* _EXERCISE INSTRUCTIONS_: Write the data below out exactly as it stands. Do not include the pictures.

* _PROVIDED RECORDS_:
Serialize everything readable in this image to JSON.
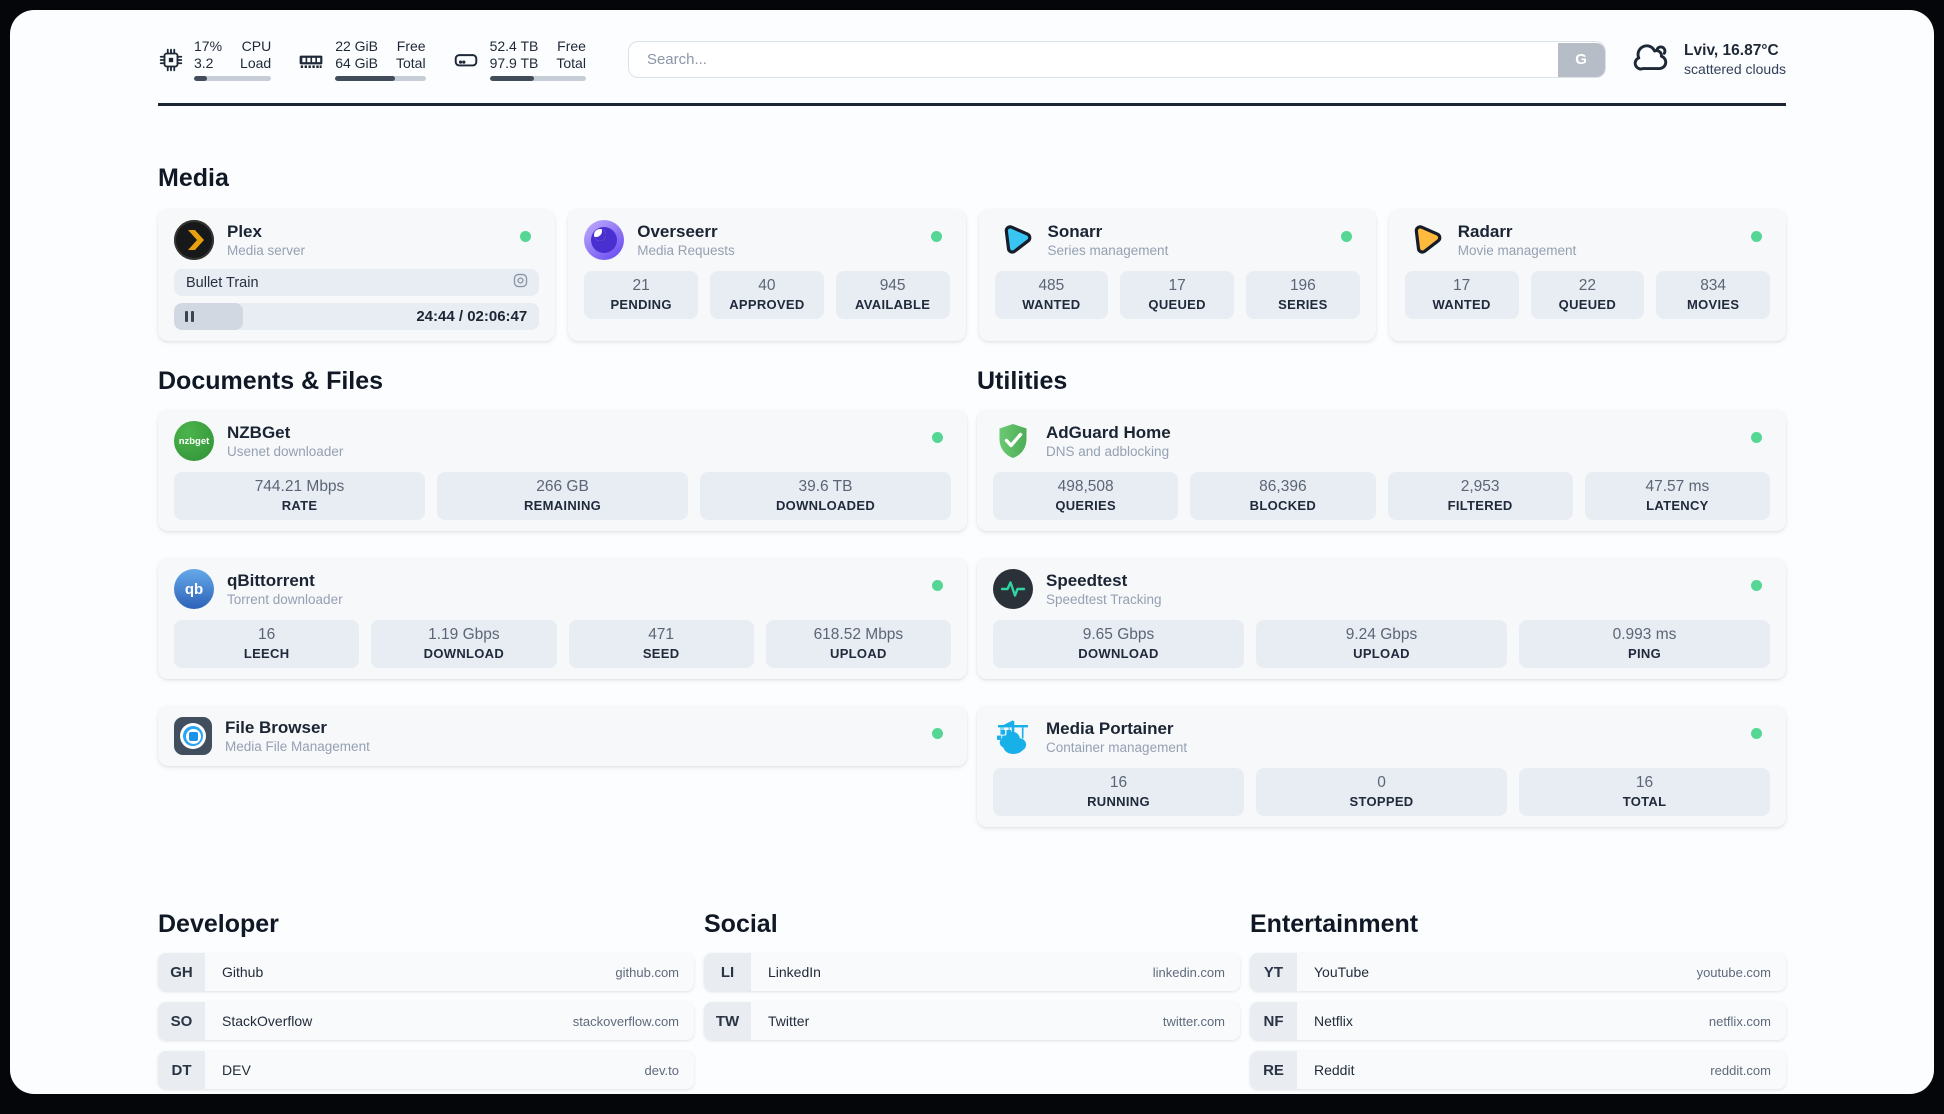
{
  "colors": {
    "status_green": "#55d694",
    "pill_bg": "#e8edf3",
    "card_bg": "#f6f8fa",
    "text_dark": "#1e2836",
    "progress_fill": "#424c5b"
  },
  "topbar": {
    "cpu": {
      "rows": [
        {
          "value": "17%",
          "label": "CPU"
        },
        {
          "value": "3.2",
          "label": "Load"
        }
      ],
      "progress_pct": 17
    },
    "memory": {
      "rows": [
        {
          "value": "22 GiB",
          "label": "Free"
        },
        {
          "value": "64 GiB",
          "label": "Total"
        }
      ],
      "progress_pct": 66
    },
    "disk": {
      "rows": [
        {
          "value": "52.4 TB",
          "label": "Free"
        },
        {
          "value": "97.9 TB",
          "label": "Total"
        }
      ],
      "progress_pct": 46
    },
    "search": {
      "placeholder": "Search...",
      "button_label": "G"
    },
    "weather": {
      "location_temperature": "Lviv, 16.87°C",
      "condition": "scattered clouds"
    }
  },
  "media": {
    "header": "Media",
    "plex": {
      "title": "Plex",
      "subtitle": "Media server",
      "now_playing": "Bullet Train",
      "time_display": "24:44 / 02:06:47",
      "progress_pct": 19
    },
    "overseerr": {
      "title": "Overseerr",
      "subtitle": "Media Requests",
      "stats": [
        {
          "value": "21",
          "label": "PENDING"
        },
        {
          "value": "40",
          "label": "APPROVED"
        },
        {
          "value": "945",
          "label": "AVAILABLE"
        }
      ]
    },
    "sonarr": {
      "title": "Sonarr",
      "subtitle": "Series management",
      "stats": [
        {
          "value": "485",
          "label": "WANTED"
        },
        {
          "value": "17",
          "label": "QUEUED"
        },
        {
          "value": "196",
          "label": "SERIES"
        }
      ]
    },
    "radarr": {
      "title": "Radarr",
      "subtitle": "Movie management",
      "stats": [
        {
          "value": "17",
          "label": "WANTED"
        },
        {
          "value": "22",
          "label": "QUEUED"
        },
        {
          "value": "834",
          "label": "MOVIES"
        }
      ]
    }
  },
  "documents": {
    "header": "Documents & Files",
    "nzbget": {
      "title": "NZBGet",
      "subtitle": "Usenet downloader",
      "stats": [
        {
          "value": "744.21 Mbps",
          "label": "RATE"
        },
        {
          "value": "266 GB",
          "label": "REMAINING"
        },
        {
          "value": "39.6 TB",
          "label": "DOWNLOADED"
        }
      ]
    },
    "qbittorrent": {
      "title": "qBittorrent",
      "subtitle": "Torrent downloader",
      "stats": [
        {
          "value": "16",
          "label": "LEECH"
        },
        {
          "value": "1.19 Gbps",
          "label": "DOWNLOAD"
        },
        {
          "value": "471",
          "label": "SEED"
        },
        {
          "value": "618.52 Mbps",
          "label": "UPLOAD"
        }
      ]
    },
    "filebrowser": {
      "title": "File Browser",
      "subtitle": "Media File Management"
    }
  },
  "utilities": {
    "header": "Utilities",
    "adguard": {
      "title": "AdGuard Home",
      "subtitle": "DNS and adblocking",
      "stats": [
        {
          "value": "498,508",
          "label": "QUERIES"
        },
        {
          "value": "86,396",
          "label": "BLOCKED"
        },
        {
          "value": "2,953",
          "label": "FILTERED"
        },
        {
          "value": "47.57 ms",
          "label": "LATENCY"
        }
      ]
    },
    "speedtest": {
      "title": "Speedtest",
      "subtitle": "Speedtest Tracking",
      "stats": [
        {
          "value": "9.65 Gbps",
          "label": "DOWNLOAD"
        },
        {
          "value": "9.24 Gbps",
          "label": "UPLOAD"
        },
        {
          "value": "0.993 ms",
          "label": "PING"
        }
      ]
    },
    "portainer": {
      "title": "Media Portainer",
      "subtitle": "Container management",
      "stats": [
        {
          "value": "16",
          "label": "RUNNING"
        },
        {
          "value": "0",
          "label": "STOPPED"
        },
        {
          "value": "16",
          "label": "TOTAL"
        }
      ]
    }
  },
  "links": {
    "developer": {
      "header": "Developer",
      "items": [
        {
          "abbr": "GH",
          "name": "Github",
          "url": "github.com"
        },
        {
          "abbr": "SO",
          "name": "StackOverflow",
          "url": "stackoverflow.com"
        },
        {
          "abbr": "DT",
          "name": "DEV",
          "url": "dev.to"
        }
      ]
    },
    "social": {
      "header": "Social",
      "items": [
        {
          "abbr": "LI",
          "name": "LinkedIn",
          "url": "linkedin.com"
        },
        {
          "abbr": "TW",
          "name": "Twitter",
          "url": "twitter.com"
        }
      ]
    },
    "entertainment": {
      "header": "Entertainment",
      "items": [
        {
          "abbr": "YT",
          "name": "YouTube",
          "url": "youtube.com"
        },
        {
          "abbr": "NF",
          "name": "Netflix",
          "url": "netflix.com"
        },
        {
          "abbr": "RE",
          "name": "Reddit",
          "url": "reddit.com"
        }
      ]
    }
  },
  "icon_labels": {
    "nzbget": "nzbget",
    "qbittorrent": "qb"
  }
}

* _COMPLETED TASK_:
Serialize everything readable in this image to JSON.
{
  "colors": {
    "status_green": "#55d694",
    "pill_bg": "#e8edf3",
    "card_bg": "#f6f8fa",
    "text_dark": "#1e2836",
    "progress_fill": "#424c5b"
  },
  "topbar": {
    "cpu": {
      "rows": [
        {
          "value": "17%",
          "label": "CPU"
        },
        {
          "value": "3.2",
          "label": "Load"
        }
      ],
      "progress_pct": 17
    },
    "memory": {
      "rows": [
        {
          "value": "22 GiB",
          "label": "Free"
        },
        {
          "value": "64 GiB",
          "label": "Total"
        }
      ],
      "progress_pct": 66
    },
    "disk": {
      "rows": [
        {
          "value": "52.4 TB",
          "label": "Free"
        },
        {
          "value": "97.9 TB",
          "label": "Total"
        }
      ],
      "progress_pct": 46
    },
    "search": {
      "placeholder": "Search...",
      "button_label": "G"
    },
    "weather": {
      "location_temperature": "Lviv, 16.87°C",
      "condition": "scattered clouds"
    }
  },
  "media": {
    "header": "Media",
    "plex": {
      "title": "Plex",
      "subtitle": "Media server",
      "now_playing": "Bullet Train",
      "time_display": "24:44 / 02:06:47",
      "progress_pct": 19
    },
    "overseerr": {
      "title": "Overseerr",
      "subtitle": "Media Requests",
      "stats": [
        {
          "value": "21",
          "label": "PENDING"
        },
        {
          "value": "40",
          "label": "APPROVED"
        },
        {
          "value": "945",
          "label": "AVAILABLE"
        }
      ]
    },
    "sonarr": {
      "title": "Sonarr",
      "subtitle": "Series management",
      "stats": [
        {
          "value": "485",
          "label": "WANTED"
        },
        {
          "value": "17",
          "label": "QUEUED"
        },
        {
          "value": "196",
          "label": "SERIES"
        }
      ]
    },
    "radarr": {
      "title": "Radarr",
      "subtitle": "Movie management",
      "stats": [
        {
          "value": "17",
          "label": "WANTED"
        },
        {
          "value": "22",
          "label": "QUEUED"
        },
        {
          "value": "834",
          "label": "MOVIES"
        }
      ]
    }
  },
  "documents": {
    "header": "Documents & Files",
    "nzbget": {
      "title": "NZBGet",
      "subtitle": "Usenet downloader",
      "stats": [
        {
          "value": "744.21 Mbps",
          "label": "RATE"
        },
        {
          "value": "266 GB",
          "label": "REMAINING"
        },
        {
          "value": "39.6 TB",
          "label": "DOWNLOADED"
        }
      ]
    },
    "qbittorrent": {
      "title": "qBittorrent",
      "subtitle": "Torrent downloader",
      "stats": [
        {
          "value": "16",
          "label": "LEECH"
        },
        {
          "value": "1.19 Gbps",
          "label": "DOWNLOAD"
        },
        {
          "value": "471",
          "label": "SEED"
        },
        {
          "value": "618.52 Mbps",
          "label": "UPLOAD"
        }
      ]
    },
    "filebrowser": {
      "title": "File Browser",
      "subtitle": "Media File Management"
    }
  },
  "utilities": {
    "header": "Utilities",
    "adguard": {
      "title": "AdGuard Home",
      "subtitle": "DNS and adblocking",
      "stats": [
        {
          "value": "498,508",
          "label": "QUERIES"
        },
        {
          "value": "86,396",
          "label": "BLOCKED"
        },
        {
          "value": "2,953",
          "label": "FILTERED"
        },
        {
          "value": "47.57 ms",
          "label": "LATENCY"
        }
      ]
    },
    "speedtest": {
      "title": "Speedtest",
      "subtitle": "Speedtest Tracking",
      "stats": [
        {
          "value": "9.65 Gbps",
          "label": "DOWNLOAD"
        },
        {
          "value": "9.24 Gbps",
          "label": "UPLOAD"
        },
        {
          "value": "0.993 ms",
          "label": "PING"
        }
      ]
    },
    "portainer": {
      "title": "Media Portainer",
      "subtitle": "Container management",
      "stats": [
        {
          "value": "16",
          "label": "RUNNING"
        },
        {
          "value": "0",
          "label": "STOPPED"
        },
        {
          "value": "16",
          "label": "TOTAL"
        }
      ]
    }
  },
  "links": {
    "developer": {
      "header": "Developer",
      "items": [
        {
          "abbr": "GH",
          "name": "Github",
          "url": "github.com"
        },
        {
          "abbr": "SO",
          "name": "StackOverflow",
          "url": "stackoverflow.com"
        },
        {
          "abbr": "DT",
          "name": "DEV",
          "url": "dev.to"
        }
      ]
    },
    "social": {
      "header": "Social",
      "items": [
        {
          "abbr": "LI",
          "name": "LinkedIn",
          "url": "linkedin.com"
        },
        {
          "abbr": "TW",
          "name": "Twitter",
          "url": "twitter.com"
        }
      ]
    },
    "entertainment": {
      "header": "Entertainment",
      "items": [
        {
          "abbr": "YT",
          "name": "YouTube",
          "url": "youtube.com"
        },
        {
          "abbr": "NF",
          "name": "Netflix",
          "url": "netflix.com"
        },
        {
          "abbr": "RE",
          "name": "Reddit",
          "url": "reddit.com"
        }
      ]
    }
  },
  "icon_labels": {
    "nzbget": "nzbget",
    "qbittorrent": "qb"
  }
}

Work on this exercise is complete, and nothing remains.